_Written task_. Scan the lines below; pull out those with "this".

-- Begin Dataset entries --

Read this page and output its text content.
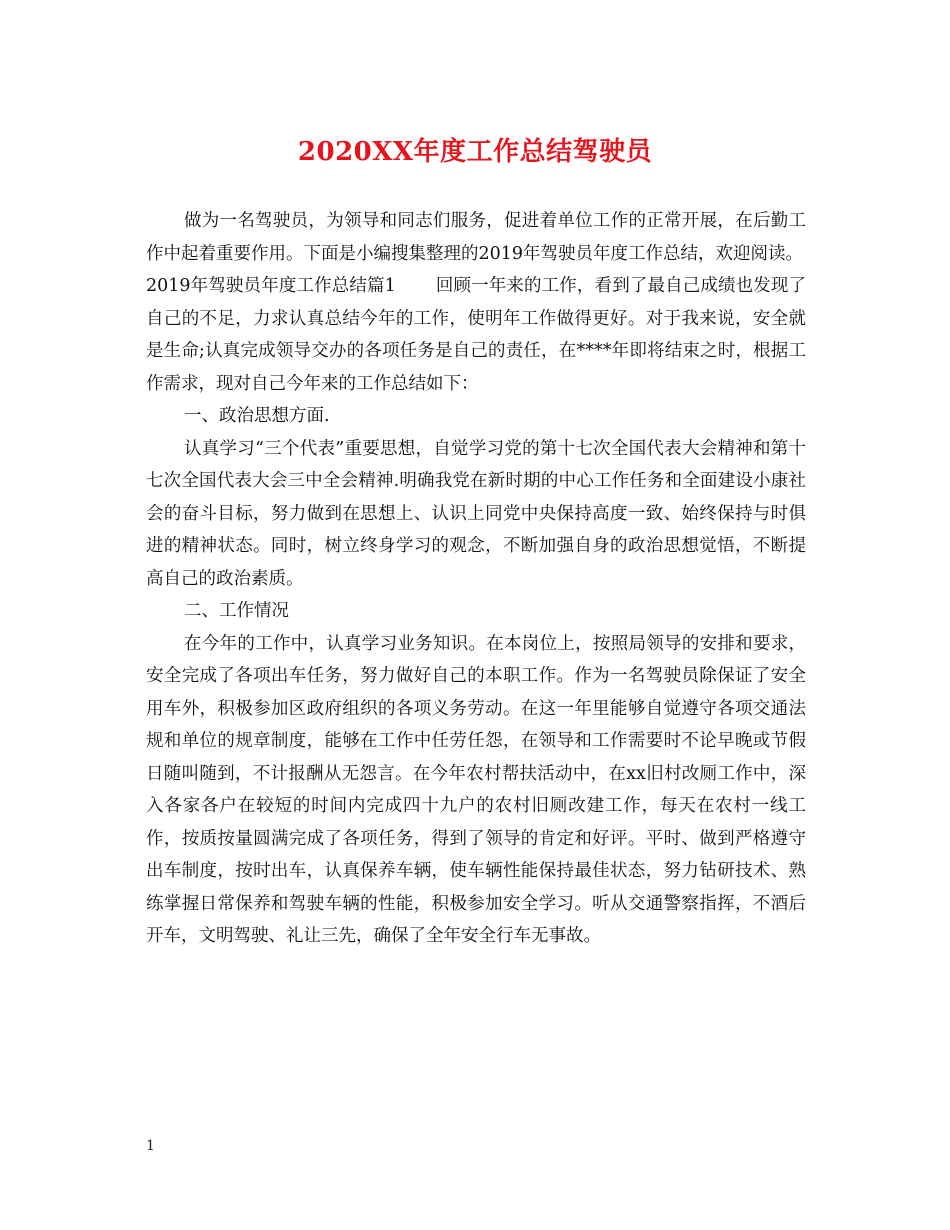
2020XX年度工作总结驾驶员

做为一名驾驶员，为领导和同志们服务，促进着单位工作的正常开展，在后勤工作中起着重要作用。下面是小编搜集整理的2019年驾驶员年度工作总结，欢迎阅读。

2019年驾驶员年度工作总结篇1 回顾一年来的工作，看到了最自己成绩也发现了自己的不足，力求认真总结今年的工作，使明年工作做得更好。对于我来说，安全就是生命;认真完成领导交办的各项任务是自己的责任，在****年即将结束之时，根据工作需求，现对自己今年来的工作总结如下：

一、政治思想方面.

认真学习“三个代表”重要思想，自觉学习党的第十七次全国代表大会精神和第十七次全国代表大会三中全会精神.明确我党在新时期的中心工作任务和全面建设小康社会的奋斗目标，努力做到在思想上、认识上同党中央保持高度一致、始终保持与时俱进的精神状态。同时，树立终身学习的观念，不断加强自身的政治思想觉悟，不断提高自己的政治素质。

二、工作情况

在今年的工作中，认真学习业务知识。在本岗位上，按照局领导的安排和要求，安全完成了各项出车任务，努力做好自己的本职工作。作为一名驾驶员除保证了安全用车外，积极参加区政府组织的各项义务劳动。在这一年里能够自觉遵守各项交通法规和单位的规章制度，能够在工作中任劳任怨，在领导和工作需要时不论早晚或节假日随叫随到，不计报酬从无怨言。在今年农村帮扶活动中，在xx旧村改厕工作中，深入各家各户在较短的时间内完成四十九户的农村旧厕改建工作，每天在农村一线工作，按质按量圆满完成了各项任务，得到了领导的肯定和好评。平时、做到严格遵守出车制度，按时出车，认真保养车辆，使车辆性能保持最佳状态，努力钻研技术、熟练掌握日常保养和驾驶车辆的性能，积极参加安全学习。听从交通警察指挥，不酒后开车，文明驾驶、礼让三先，确保了全年安全行车无事故。

1
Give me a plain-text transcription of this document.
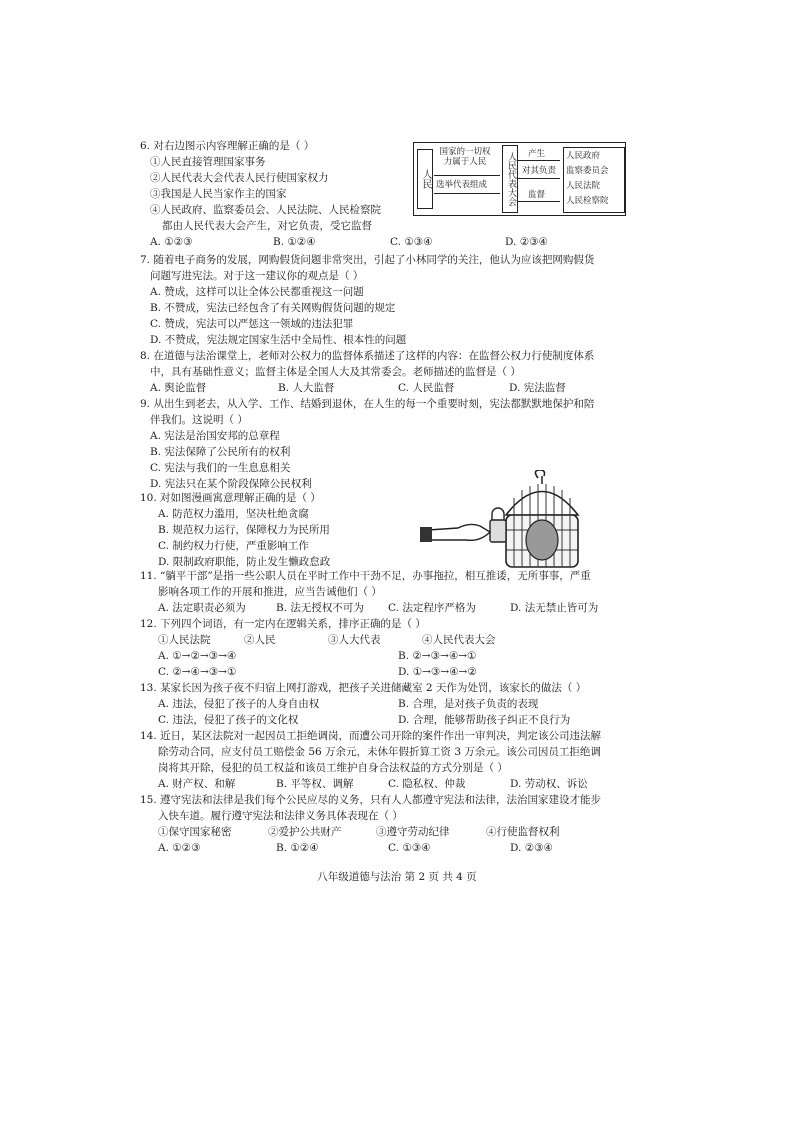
6. 对右边图示内容理解正确的是（ ）
①人民直接管理国家事务
②人民代表大会代表人民行使国家权力
③我国是人民当家作主的国家
④人民政府、监察委员会、人民法院、人民检察院
都由人民代表大会产生，对它负责，受它监督
A. ①②③	B. ①②④	C. ①③④	D. ②③④
人民
国家的一切权力属于人民
选举代表组成	人民代表大会 产生
对其负责
监督
人民政府
监察委员会
人民法院
人民检察院
7. 随着电子商务的发展，网购假货问题非常突出，引起了小林同学的关注，他认为应该把网购假货
问题写进宪法。对于这一建议你的观点是（ ）
A. 赞成，这样可以让全体公民都重视这一问题
B. 不赞成，宪法已经包含了有关网购假货问题的规定
C. 赞成，宪法可以严惩这一领域的违法犯罪
D. 不赞成，宪法规定国家生活中全局性、根本性的问题
8. 在道德与法治课堂上，老师对公权力的监督体系描述了这样的内容：在监督公权力行使制度体系
中，具有基础性意义；监督主体是全国人大及其常委会。老师描述的监督是（ ）
A. 舆论监督	B. 人大监督	C. 人民监督	D. 宪法监督
9. 从出生到老去，从入学、工作、结婚到退休，在人生的每一个重要时刻，宪法都默默地保护和陪
伴我们。这说明（ ）
A. 宪法是治国安邦的总章程
B. 宪法保障了公民所有的权利
C. 宪法与我们的一生息息相关
D. 宪法只在某个阶段保障公民权利
10. 对如图漫画寓意理解正确的是（ ）
A. 防范权力滥用，坚决杜绝贪腐
B. 规范权力运行，保障权力为民所用
C. 制约权力行使，严重影响工作
D. 限制政府职能，防止发生懒政怠政
11. “躺平干部”是指一些公职人员在平时工作中干劲不足，办事拖拉，相互推诿，无所事事，严重
影响各项工作的开展和推进，应当告诫他们（ ）
A. 法定职责必须为	B. 法无授权不可为	C. 法定程序严格为	D. 法无禁止皆可为
12. 下列四个词语，有一定内在逻辑关系，排序正确的是（ ）
①人民法院	②人民	③人大代表	④人民代表大会
A. ①→②→③→④	B. ②→③→④→①
C. ②→④→③→①	D. ①→③→④→②
13. 某家长因为孩子夜不归宿上网打游戏，把孩子关进储藏室 2 天作为处罚，该家长的做法（ ）
A. 违法，侵犯了孩子的人身自由权	B. 合理，是对孩子负责的表现
C. 违法，侵犯了孩子的文化权	D. 合理，能够帮助孩子纠正不良行为
14. 近日，某区法院对一起因员工拒绝调岗，而遭公司开除的案件作出一审判决，判定该公司违法解
除劳动合同，应支付员工赔偿金 56 万余元，未休年假折算工资 3 万余元。该公司因员工拒绝调
岗将其开除，侵犯的员工权益和该员工维护自身合法权益的方式分别是（ ）
A. 财产权、和解	B. 平等权、调解	C. 隐私权、仲裁	D. 劳动权、诉讼
15. 遵守宪法和法律是我们每个公民应尽的义务，只有人人都遵守宪法和法律，法治国家建设才能步
入快车道。履行遵守宪法和法律义务具体表现在（ ）
①保守国家秘密	②爱护公共财产	③遵守劳动纪律	④行使监督权利
A. ①②③	B. ①②④	C. ①③④	D. ②③④
八年级道德与法治 第 2 页 共 4 页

-- End Dataset entries --

_Output of the task_.
Read this page and output its text content.
Give me a plain-text transcription of this document.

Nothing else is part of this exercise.